═════ Records ═════

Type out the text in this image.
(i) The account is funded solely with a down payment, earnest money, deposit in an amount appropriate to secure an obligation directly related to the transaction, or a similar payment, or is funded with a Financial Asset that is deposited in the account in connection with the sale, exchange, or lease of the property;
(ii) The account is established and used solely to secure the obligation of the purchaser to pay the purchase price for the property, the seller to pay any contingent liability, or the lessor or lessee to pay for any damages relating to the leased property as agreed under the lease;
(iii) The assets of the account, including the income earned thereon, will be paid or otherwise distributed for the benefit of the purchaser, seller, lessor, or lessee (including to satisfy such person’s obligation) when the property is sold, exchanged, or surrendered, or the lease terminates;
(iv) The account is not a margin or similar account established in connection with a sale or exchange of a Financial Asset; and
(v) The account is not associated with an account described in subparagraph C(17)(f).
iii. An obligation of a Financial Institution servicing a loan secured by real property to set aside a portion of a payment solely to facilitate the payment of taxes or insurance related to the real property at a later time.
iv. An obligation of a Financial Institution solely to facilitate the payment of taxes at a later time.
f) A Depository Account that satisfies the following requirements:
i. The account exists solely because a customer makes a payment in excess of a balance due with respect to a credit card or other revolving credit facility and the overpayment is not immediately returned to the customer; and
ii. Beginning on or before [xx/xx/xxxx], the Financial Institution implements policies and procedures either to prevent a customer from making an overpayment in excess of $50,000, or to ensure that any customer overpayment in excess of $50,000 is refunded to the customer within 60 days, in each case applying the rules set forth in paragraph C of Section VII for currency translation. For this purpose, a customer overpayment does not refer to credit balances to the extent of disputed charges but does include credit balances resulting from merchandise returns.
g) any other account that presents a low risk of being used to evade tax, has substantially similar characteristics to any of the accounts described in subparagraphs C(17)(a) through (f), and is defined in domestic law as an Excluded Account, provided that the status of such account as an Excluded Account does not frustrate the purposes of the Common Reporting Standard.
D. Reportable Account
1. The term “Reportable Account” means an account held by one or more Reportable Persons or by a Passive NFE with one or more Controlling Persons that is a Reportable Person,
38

═════

**Exercise prompt**
Extract every line containing the string "established" from the material.

**Expected answer**
(ii) The account is established and used solely to secure the obligation of the purchaser to pay the purchase price for the property, the seller to pay any contingent liability, or the lessor or lessee to pay for any damages relating to the leased property as agreed under the lease;
(iv) The account is not a margin or similar account established in connection with a sale or exchange of a Financial Asset; and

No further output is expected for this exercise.